**WHAT IS ASKED:** Using the data below, gather each line that includes the word "relationship".

**INPUT MATERIAL:**
══════════════════════════════
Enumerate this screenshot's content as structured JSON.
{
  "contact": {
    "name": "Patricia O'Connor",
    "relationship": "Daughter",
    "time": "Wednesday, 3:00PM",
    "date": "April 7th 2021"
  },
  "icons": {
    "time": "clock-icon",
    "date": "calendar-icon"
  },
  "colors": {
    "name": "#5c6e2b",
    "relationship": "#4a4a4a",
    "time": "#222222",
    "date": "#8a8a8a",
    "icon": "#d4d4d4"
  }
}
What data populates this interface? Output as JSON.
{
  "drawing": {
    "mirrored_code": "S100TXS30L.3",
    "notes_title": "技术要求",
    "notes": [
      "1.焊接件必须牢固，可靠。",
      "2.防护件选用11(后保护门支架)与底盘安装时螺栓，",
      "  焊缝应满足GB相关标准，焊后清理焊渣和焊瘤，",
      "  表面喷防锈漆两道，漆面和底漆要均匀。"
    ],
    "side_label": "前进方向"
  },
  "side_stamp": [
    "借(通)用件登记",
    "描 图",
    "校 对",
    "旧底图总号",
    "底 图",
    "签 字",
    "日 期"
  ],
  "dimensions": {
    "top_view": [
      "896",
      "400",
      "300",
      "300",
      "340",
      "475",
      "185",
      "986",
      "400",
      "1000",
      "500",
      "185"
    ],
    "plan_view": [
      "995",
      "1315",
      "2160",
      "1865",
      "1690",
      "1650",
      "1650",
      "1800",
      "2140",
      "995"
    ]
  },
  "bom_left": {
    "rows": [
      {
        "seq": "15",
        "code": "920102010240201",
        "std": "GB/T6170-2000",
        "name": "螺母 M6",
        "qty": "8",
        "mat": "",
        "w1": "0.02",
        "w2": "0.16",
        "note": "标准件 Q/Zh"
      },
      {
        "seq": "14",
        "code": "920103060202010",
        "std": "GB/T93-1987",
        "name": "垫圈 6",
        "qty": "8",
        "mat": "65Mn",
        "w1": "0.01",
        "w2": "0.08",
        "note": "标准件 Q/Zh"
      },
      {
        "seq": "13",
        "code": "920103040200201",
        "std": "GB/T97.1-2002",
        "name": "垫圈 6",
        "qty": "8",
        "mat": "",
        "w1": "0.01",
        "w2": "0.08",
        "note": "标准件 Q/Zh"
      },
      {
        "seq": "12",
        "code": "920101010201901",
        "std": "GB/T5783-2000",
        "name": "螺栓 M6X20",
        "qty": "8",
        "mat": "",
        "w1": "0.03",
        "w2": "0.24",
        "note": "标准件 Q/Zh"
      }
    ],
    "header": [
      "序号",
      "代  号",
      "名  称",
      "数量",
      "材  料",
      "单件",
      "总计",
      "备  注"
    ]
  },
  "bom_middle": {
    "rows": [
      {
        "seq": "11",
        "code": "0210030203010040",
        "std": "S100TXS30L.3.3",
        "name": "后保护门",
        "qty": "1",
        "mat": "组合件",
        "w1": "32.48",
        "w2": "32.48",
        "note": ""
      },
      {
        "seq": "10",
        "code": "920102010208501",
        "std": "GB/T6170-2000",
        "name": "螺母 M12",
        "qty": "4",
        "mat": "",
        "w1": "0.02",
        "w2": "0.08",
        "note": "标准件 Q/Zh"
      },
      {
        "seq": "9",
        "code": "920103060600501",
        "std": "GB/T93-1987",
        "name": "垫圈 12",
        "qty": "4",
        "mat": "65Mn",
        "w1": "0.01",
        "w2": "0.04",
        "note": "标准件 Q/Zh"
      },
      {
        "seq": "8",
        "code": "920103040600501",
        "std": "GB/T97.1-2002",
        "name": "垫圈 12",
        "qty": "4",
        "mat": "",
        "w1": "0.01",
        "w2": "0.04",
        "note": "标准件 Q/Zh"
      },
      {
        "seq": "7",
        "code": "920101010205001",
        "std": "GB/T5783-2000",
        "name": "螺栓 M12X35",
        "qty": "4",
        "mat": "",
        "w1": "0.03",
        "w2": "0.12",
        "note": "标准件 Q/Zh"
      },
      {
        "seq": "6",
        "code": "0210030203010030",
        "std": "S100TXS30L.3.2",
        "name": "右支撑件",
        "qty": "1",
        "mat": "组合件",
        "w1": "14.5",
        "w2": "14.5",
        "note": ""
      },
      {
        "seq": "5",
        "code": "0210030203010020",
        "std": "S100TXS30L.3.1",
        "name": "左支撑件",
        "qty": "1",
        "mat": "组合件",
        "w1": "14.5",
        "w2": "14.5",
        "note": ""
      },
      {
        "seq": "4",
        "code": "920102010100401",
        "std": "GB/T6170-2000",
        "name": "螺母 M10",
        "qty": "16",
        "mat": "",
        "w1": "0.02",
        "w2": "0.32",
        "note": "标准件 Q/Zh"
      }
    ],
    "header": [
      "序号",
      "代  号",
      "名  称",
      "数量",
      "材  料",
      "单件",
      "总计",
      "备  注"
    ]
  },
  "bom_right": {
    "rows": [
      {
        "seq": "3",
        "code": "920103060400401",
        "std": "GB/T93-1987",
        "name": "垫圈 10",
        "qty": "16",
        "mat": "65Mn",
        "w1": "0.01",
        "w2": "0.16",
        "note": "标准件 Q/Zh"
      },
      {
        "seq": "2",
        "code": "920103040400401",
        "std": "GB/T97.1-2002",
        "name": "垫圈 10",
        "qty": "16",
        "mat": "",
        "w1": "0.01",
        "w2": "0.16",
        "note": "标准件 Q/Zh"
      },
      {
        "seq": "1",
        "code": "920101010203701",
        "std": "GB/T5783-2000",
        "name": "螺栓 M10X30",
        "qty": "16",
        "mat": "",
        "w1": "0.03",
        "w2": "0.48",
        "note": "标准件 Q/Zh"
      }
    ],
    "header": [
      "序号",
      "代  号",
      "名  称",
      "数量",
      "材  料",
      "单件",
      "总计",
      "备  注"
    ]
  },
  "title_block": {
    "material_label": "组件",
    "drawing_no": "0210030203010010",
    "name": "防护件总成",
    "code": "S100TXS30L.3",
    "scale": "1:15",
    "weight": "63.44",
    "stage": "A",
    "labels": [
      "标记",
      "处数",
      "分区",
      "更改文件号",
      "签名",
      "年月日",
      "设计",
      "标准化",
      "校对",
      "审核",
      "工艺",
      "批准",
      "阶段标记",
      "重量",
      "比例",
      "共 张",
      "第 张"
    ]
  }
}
══════════════════════════════
**WRITTEN RESPONSE:**
    "relationship": "Daughter",
    "relationship": "#4a4a4a",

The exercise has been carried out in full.